__DESCRIPTION OF THE TASK__: Lay out the records as a Markdown table with the columns "Row" and "Text", giving each line a row number and leaving out blank lines. Cover only the lines starting at the first line of the records and ending at the line that contains "paragraph-line: XXX. I", including both of those lines.

__GIVEN DATA__:
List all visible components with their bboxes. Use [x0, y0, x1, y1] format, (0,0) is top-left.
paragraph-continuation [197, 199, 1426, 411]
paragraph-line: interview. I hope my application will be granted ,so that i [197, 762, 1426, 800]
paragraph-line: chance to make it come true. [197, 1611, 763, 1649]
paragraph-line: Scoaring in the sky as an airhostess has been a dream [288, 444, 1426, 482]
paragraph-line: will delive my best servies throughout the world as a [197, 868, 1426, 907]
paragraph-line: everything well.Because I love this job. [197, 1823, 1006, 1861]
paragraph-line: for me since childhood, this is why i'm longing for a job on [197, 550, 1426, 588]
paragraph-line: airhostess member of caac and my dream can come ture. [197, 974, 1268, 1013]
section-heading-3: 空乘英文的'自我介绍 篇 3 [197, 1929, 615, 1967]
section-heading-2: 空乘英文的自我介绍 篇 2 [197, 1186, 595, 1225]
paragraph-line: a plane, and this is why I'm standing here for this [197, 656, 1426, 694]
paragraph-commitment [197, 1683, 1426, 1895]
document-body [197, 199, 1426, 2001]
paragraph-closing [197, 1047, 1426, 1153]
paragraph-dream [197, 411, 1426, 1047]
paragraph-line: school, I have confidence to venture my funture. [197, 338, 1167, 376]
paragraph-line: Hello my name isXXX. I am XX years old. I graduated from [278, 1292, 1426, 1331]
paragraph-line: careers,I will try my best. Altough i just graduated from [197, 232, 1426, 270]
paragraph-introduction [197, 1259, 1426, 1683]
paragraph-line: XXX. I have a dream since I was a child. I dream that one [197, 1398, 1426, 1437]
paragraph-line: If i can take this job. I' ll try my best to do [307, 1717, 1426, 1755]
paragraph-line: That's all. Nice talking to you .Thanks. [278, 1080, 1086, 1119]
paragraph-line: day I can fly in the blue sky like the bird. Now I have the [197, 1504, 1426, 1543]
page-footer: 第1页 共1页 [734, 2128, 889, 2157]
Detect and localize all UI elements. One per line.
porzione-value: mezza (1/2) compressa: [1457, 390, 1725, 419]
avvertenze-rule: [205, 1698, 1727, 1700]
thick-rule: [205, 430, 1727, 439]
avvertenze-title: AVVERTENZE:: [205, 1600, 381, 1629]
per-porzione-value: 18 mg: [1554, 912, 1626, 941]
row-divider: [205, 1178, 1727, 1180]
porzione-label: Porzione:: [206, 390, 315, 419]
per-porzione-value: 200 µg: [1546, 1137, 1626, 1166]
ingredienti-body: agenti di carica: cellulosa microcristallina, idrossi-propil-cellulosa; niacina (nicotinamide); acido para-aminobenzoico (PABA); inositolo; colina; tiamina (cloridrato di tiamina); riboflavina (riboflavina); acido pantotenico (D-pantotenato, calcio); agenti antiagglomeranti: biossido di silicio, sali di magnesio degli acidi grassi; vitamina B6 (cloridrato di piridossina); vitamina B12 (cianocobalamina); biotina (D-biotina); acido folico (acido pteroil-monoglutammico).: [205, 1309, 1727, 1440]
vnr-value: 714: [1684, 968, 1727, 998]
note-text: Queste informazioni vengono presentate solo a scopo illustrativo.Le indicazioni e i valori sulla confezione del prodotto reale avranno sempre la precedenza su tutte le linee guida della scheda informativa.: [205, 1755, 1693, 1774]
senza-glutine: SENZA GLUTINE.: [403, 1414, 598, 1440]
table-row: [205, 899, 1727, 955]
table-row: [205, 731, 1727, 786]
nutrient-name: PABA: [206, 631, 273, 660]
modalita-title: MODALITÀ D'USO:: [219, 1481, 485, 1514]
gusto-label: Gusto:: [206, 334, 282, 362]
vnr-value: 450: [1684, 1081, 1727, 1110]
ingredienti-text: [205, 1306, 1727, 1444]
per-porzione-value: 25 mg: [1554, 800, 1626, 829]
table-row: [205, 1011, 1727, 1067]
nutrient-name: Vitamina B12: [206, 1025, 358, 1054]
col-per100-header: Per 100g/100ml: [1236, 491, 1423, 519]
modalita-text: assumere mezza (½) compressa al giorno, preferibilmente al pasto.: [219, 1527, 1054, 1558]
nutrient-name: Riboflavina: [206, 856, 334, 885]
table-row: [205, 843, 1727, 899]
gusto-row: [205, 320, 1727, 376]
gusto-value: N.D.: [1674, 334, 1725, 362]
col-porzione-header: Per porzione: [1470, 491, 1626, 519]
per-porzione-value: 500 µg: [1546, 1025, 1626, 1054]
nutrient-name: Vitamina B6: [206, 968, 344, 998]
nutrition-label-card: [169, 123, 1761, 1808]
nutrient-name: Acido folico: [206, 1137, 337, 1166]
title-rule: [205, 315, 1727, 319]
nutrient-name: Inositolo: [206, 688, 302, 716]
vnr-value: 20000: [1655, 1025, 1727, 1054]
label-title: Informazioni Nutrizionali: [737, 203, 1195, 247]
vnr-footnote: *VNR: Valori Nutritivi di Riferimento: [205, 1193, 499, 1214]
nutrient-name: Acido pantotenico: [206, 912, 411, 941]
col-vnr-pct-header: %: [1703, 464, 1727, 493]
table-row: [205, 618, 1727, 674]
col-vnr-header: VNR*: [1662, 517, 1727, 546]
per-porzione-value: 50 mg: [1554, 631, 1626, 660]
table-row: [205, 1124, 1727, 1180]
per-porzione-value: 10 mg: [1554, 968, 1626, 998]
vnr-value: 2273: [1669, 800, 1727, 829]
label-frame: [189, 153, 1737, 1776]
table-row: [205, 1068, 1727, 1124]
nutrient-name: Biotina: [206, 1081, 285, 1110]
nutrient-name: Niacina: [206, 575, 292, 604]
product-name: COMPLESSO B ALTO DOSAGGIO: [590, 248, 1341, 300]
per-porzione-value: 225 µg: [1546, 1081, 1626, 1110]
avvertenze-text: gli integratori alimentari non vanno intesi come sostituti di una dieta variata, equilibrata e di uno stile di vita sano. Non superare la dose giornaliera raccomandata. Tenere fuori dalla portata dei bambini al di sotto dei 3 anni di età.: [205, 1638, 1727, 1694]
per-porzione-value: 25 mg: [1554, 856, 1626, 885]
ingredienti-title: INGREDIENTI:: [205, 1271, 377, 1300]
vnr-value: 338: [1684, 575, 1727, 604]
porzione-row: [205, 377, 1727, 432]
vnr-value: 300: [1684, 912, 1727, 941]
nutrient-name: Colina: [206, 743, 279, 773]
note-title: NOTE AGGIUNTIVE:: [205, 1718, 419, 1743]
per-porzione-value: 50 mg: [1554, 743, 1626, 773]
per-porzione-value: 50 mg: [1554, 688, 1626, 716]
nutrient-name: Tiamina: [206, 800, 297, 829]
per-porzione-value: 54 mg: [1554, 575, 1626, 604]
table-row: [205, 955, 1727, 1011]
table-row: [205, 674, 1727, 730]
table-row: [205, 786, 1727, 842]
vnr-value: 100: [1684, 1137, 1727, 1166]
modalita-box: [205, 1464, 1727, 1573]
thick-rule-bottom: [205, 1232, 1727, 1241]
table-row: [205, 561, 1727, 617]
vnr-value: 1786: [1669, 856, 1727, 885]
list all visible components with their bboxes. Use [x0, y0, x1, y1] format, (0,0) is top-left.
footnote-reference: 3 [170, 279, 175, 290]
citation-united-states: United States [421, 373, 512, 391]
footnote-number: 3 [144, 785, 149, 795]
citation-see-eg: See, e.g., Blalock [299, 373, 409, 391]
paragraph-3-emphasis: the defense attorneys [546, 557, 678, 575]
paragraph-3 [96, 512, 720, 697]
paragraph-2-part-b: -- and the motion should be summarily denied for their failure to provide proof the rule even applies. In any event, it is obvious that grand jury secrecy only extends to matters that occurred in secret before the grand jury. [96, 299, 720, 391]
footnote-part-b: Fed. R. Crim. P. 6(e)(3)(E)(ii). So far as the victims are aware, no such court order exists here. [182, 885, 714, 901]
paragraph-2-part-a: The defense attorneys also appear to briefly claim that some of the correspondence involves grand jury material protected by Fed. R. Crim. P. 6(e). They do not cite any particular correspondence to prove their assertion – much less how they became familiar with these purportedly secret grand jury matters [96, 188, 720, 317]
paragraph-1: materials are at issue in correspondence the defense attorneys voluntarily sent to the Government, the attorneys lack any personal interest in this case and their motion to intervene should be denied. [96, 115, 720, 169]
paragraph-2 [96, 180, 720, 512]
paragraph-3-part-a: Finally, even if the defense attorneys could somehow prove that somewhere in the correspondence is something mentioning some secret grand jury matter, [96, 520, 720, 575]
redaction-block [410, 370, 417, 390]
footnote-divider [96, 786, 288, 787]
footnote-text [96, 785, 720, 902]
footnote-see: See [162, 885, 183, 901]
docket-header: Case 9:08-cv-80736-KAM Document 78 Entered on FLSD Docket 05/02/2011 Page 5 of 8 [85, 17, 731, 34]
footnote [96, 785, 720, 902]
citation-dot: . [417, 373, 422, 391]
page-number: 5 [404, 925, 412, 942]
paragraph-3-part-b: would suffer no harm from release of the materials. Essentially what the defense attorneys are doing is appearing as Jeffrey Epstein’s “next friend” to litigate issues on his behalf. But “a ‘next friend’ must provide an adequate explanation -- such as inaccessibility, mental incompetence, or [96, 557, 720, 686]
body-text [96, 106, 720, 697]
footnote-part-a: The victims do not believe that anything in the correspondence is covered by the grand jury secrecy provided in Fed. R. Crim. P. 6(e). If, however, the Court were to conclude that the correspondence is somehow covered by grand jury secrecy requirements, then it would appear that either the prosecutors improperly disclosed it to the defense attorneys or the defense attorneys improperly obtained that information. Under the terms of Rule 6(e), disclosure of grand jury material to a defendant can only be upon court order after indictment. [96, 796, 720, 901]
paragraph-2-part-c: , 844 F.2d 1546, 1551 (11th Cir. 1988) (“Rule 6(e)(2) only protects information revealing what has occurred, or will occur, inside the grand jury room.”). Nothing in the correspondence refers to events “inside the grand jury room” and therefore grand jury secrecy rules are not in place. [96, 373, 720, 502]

__RESULT OF THIS EXERCISE__:
| Row | Text |
|---|---|
| 1 | List all visible components with their bboxes. Use [x0, y0, x1, y1] format, (0,0) is top-left. |
| 2 | paragraph-continuation [197, 199, 1426, 411] |
| 3 | paragraph-line: interview. I hope my application will be granted ,so that i [197, 762, 1426, 800] |
| 4 | paragraph-line: chance to make it come true. [197, 1611, 763, 1649] |
| 5 | paragraph-line: Scoaring in the sky as an airhostess has been a dream [288, 444, 1426, 482] |
| 6 | paragraph-line: will delive my best servies throughout the world as a [197, 868, 1426, 907] |
| 7 | paragraph-line: everything well.Because I love this job. [197, 1823, 1006, 1861] |
| 8 | paragraph-line: for me since childhood, this is why i'm longing for a job on [197, 550, 1426, 588] |
| 9 | paragraph-line: airhostess member of caac and my dream can come ture. [197, 974, 1268, 1013] |
| 10 | section-heading-3: 空乘英文的'自我介绍 篇 3 [197, 1929, 615, 1967] |
| 11 | section-heading-2: 空乘英文的自我介绍 篇 2 [197, 1186, 595, 1225] |
| 12 | paragraph-line: a plane, and this is why I'm standing here for this [197, 656, 1426, 694] |
| 13 | paragraph-commitment [197, 1683, 1426, 1895] |
| 14 | document-body [197, 199, 1426, 2001] |
| 15 | paragraph-closing [197, 1047, 1426, 1153] |
| 16 | paragraph-dream [197, 411, 1426, 1047] |
| 17 | paragraph-line: school, I have confidence to venture my funture. [197, 338, 1167, 376] |
| 18 | paragraph-line: Hello my name isXXX. I am XX years old. I graduated from [278, 1292, 1426, 1331] |
| 19 | paragraph-line: careers,I will try my best. Altough i just graduated from [197, 232, 1426, 270] |
| 20 | paragraph-introduction [197, 1259, 1426, 1683] |
| 21 | paragraph-line: XXX. I have a dream since I was a child. I dream that one [197, 1398, 1426, 1437] |